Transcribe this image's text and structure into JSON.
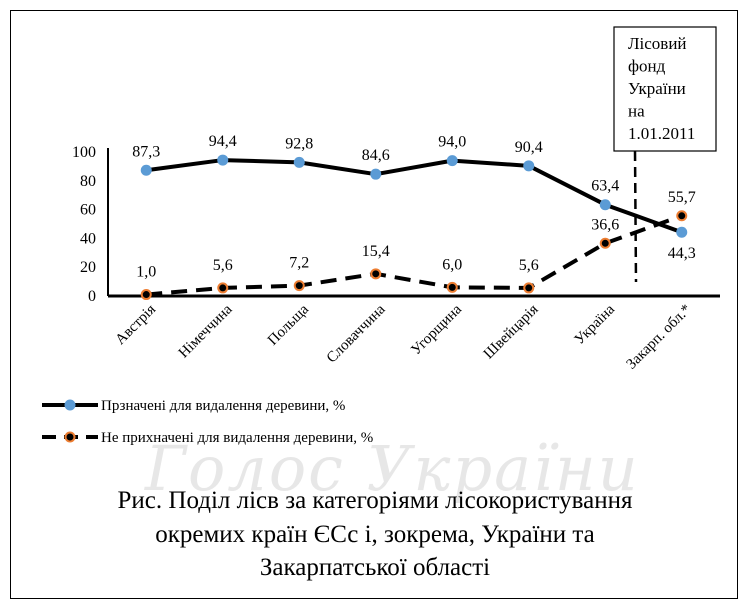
{
  "chart_data": {
    "type": "line",
    "categories": [
      "Австрія",
      "Німеччина",
      "Польща",
      "Словаччина",
      "Угорщина",
      "Швейцарія",
      "Україна",
      "Закарп. обл.*"
    ],
    "series": [
      {
        "name": "Прзначені для видалення деревини, %",
        "values": [
          87.3,
          94.4,
          92.8,
          84.6,
          94.0,
          90.4,
          63.4,
          44.3
        ],
        "labels": [
          "87,3",
          "94,4",
          "92,8",
          "84,6",
          "94,0",
          "90,4",
          "63,4",
          "44,3"
        ],
        "line_color": "#000000",
        "marker_color": "#5b9bd5",
        "dashed": false
      },
      {
        "name": "Не прихначені  для видалення деревини, %",
        "values": [
          1.0,
          5.6,
          7.2,
          15.4,
          6.0,
          5.6,
          36.6,
          55.7
        ],
        "labels": [
          "1,0",
          "5,6",
          "7,2",
          "15,4",
          "6,0",
          "5,6",
          "36,6",
          "55,7"
        ],
        "line_color": "#000000",
        "marker_color": "#000000",
        "marker_edge": "#ed7d31",
        "dashed": true
      }
    ],
    "yticks": [
      "0",
      "20",
      "40",
      "60",
      "80",
      "100"
    ],
    "ylim": [
      0,
      100
    ],
    "grid": false,
    "legend_position": "bottom-left",
    "annotation": "Лісовий фонд України на 1.01.2011",
    "annotation_lines": [
      "Лісовий",
      "фонд",
      "України",
      "на",
      "1.01.2011"
    ]
  },
  "caption": {
    "line1": "Рис. Поділ лісв за категоріями лісокористування",
    "line2": "окремих країн ЄСс і, зокрема, України та",
    "line3": "Закарпатської області"
  },
  "watermark": "Голос України"
}
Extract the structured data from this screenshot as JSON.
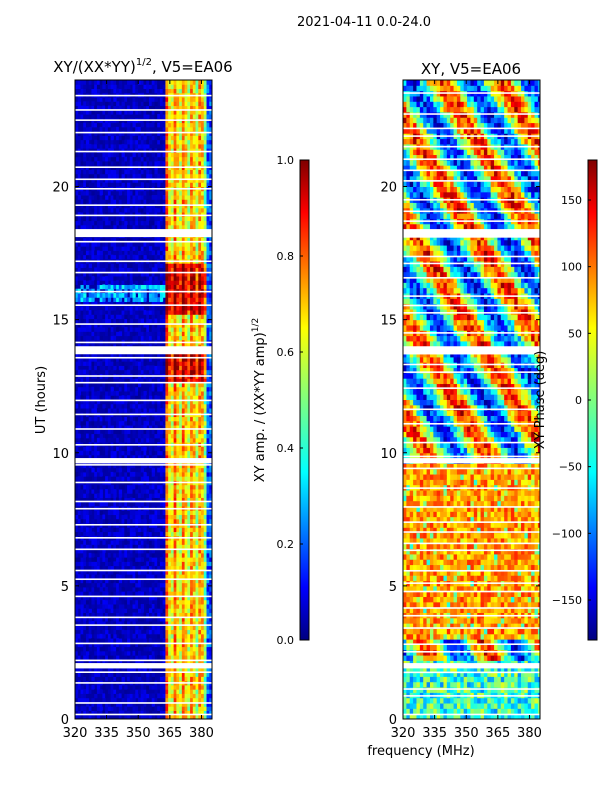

# [PROBLEM DESCRIPTION]
Scan the material above for the word "фонд". Copy each line where it occurs.

# [FULL SOLUTION]
    "annotation": "Лісовий фонд України на 1.01.2011",
      "фонд",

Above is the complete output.